"""
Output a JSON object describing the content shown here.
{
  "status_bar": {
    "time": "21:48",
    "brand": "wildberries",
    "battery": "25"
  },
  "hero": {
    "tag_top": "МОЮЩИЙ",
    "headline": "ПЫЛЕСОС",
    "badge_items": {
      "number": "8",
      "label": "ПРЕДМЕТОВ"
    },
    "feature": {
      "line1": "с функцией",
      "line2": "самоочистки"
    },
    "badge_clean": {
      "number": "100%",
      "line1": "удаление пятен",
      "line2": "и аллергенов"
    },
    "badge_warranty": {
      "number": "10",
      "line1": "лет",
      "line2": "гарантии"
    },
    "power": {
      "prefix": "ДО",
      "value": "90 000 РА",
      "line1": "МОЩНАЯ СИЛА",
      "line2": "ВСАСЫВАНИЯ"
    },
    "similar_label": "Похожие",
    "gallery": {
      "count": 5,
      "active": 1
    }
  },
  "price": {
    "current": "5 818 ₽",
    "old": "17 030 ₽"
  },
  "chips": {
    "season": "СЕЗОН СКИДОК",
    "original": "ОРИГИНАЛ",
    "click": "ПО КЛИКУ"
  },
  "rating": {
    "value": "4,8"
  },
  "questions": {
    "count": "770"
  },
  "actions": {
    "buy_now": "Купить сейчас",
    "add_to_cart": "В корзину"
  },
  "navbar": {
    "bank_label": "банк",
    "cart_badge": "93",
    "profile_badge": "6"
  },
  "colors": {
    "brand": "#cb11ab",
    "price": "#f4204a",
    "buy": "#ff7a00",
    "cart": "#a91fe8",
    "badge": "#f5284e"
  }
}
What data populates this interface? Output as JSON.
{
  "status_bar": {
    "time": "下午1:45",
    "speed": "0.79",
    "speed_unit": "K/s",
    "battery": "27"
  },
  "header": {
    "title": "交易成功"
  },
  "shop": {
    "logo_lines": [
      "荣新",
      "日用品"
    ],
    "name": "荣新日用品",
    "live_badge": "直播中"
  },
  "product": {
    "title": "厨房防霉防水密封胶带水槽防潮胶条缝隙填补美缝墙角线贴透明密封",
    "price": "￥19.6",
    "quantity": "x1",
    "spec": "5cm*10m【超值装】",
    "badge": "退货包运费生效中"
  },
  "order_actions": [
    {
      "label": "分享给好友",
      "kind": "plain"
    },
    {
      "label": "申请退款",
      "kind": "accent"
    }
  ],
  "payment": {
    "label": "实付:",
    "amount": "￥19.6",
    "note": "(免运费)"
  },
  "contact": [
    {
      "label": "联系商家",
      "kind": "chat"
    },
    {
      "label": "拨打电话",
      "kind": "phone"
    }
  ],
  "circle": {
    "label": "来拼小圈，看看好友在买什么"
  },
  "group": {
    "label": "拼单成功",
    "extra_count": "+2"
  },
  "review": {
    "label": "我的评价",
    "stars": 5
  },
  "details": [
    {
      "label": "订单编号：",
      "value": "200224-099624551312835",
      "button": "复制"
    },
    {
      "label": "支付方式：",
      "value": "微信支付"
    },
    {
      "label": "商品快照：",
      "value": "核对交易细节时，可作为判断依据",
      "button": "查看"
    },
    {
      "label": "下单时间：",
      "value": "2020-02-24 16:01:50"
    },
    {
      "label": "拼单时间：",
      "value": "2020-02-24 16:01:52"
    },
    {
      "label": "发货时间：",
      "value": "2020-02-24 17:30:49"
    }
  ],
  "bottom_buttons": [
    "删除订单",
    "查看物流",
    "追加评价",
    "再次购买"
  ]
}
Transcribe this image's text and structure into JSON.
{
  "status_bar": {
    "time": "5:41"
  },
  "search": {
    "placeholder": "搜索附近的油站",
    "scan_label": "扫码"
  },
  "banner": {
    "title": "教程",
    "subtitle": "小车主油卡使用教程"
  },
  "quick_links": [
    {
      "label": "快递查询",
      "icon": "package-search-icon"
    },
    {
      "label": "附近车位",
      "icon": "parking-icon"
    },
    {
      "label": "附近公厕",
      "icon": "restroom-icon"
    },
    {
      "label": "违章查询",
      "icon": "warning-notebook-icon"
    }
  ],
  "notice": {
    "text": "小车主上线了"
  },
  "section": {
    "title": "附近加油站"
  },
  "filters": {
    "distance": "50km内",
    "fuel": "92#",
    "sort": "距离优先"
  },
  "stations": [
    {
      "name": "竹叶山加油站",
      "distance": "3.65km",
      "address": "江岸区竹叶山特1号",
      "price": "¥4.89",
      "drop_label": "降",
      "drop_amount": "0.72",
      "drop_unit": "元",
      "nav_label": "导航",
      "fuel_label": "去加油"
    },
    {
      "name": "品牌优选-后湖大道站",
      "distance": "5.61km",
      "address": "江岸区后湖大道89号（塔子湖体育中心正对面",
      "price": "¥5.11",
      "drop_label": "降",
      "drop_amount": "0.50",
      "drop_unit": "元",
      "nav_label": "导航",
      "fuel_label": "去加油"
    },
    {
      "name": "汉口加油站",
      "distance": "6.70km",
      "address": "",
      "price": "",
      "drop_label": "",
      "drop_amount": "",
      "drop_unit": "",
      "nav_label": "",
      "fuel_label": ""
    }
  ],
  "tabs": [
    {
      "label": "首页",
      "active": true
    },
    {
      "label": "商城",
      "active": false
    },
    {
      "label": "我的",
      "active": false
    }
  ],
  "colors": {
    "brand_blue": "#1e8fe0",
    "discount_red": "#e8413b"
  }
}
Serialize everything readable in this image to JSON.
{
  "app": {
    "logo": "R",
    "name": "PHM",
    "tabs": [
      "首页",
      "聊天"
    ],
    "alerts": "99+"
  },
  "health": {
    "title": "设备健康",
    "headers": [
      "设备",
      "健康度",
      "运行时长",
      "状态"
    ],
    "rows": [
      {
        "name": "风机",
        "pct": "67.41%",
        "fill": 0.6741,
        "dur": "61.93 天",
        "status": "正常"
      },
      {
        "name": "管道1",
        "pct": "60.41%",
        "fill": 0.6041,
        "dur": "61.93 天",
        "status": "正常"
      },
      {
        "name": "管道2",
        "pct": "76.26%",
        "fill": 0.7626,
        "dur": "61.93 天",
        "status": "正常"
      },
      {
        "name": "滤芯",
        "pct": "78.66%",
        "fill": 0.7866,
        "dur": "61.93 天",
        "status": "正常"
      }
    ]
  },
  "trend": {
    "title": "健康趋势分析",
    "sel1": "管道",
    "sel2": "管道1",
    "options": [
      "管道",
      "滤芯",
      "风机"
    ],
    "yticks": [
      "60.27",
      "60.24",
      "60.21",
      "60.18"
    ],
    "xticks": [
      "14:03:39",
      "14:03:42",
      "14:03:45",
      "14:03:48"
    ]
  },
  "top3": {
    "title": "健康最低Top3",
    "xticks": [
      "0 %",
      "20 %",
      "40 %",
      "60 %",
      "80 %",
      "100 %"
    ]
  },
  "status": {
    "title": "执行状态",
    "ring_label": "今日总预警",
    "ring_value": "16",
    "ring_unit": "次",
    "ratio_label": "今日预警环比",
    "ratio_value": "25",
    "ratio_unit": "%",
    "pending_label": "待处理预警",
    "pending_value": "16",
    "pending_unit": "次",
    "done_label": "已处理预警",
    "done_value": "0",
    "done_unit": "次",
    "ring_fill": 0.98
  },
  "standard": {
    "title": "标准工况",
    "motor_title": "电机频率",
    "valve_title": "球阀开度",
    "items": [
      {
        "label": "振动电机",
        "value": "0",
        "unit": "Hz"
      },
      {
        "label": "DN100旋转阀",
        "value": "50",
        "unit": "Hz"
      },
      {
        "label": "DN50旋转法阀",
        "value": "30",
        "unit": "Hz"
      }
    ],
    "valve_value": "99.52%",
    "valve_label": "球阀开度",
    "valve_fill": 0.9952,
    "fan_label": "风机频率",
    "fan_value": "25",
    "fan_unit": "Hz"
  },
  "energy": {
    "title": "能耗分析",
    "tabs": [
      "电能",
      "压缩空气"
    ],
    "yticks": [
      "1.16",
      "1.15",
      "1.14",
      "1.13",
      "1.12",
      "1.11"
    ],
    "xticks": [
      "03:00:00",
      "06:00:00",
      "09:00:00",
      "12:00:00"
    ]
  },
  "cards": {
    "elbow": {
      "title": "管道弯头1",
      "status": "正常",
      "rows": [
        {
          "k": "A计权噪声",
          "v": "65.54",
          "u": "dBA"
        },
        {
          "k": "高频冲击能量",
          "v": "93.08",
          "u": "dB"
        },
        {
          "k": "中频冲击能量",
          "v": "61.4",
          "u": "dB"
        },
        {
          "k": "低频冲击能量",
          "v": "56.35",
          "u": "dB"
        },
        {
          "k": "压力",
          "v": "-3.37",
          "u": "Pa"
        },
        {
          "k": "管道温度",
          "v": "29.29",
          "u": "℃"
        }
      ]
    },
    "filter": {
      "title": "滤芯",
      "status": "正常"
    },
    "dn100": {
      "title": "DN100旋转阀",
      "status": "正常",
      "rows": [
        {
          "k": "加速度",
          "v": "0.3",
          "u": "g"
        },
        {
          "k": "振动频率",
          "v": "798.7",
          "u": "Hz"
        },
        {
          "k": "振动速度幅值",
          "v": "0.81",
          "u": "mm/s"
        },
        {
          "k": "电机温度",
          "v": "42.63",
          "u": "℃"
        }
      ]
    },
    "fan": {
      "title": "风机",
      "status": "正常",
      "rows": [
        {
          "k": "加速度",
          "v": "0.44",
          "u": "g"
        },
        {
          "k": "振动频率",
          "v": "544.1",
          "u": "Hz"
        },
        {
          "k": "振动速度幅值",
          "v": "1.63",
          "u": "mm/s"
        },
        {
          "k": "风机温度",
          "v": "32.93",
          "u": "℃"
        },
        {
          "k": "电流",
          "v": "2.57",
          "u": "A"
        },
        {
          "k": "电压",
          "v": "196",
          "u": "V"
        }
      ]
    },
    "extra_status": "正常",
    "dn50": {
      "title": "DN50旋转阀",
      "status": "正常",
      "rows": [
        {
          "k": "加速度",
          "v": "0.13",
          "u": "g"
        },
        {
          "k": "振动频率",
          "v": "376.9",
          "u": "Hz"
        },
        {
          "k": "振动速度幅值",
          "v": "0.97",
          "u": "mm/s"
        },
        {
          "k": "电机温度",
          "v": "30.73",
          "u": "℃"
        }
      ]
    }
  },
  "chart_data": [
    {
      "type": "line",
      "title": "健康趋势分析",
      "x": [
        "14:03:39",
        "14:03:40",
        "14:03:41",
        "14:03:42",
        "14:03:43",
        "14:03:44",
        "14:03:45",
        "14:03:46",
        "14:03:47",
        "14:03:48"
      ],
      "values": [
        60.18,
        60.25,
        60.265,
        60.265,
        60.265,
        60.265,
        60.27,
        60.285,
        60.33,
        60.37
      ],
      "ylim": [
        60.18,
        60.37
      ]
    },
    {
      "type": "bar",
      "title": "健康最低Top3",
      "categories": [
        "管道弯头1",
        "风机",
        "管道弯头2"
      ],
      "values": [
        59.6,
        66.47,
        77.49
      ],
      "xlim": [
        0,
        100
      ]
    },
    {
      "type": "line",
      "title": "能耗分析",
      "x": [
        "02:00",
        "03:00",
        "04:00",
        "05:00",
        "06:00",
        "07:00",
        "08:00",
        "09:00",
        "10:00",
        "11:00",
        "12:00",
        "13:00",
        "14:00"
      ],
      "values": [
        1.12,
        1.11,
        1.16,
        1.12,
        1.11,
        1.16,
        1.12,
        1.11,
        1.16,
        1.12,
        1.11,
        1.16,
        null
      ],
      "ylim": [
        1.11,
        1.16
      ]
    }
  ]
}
"""
_EXERCISE_
Show all lines in the entries above where the string "text" appears.

_OUTPUT OF THE EXERCISE_
Transcribe this image's text and structure into JSON.
    "text": "小车主上线了"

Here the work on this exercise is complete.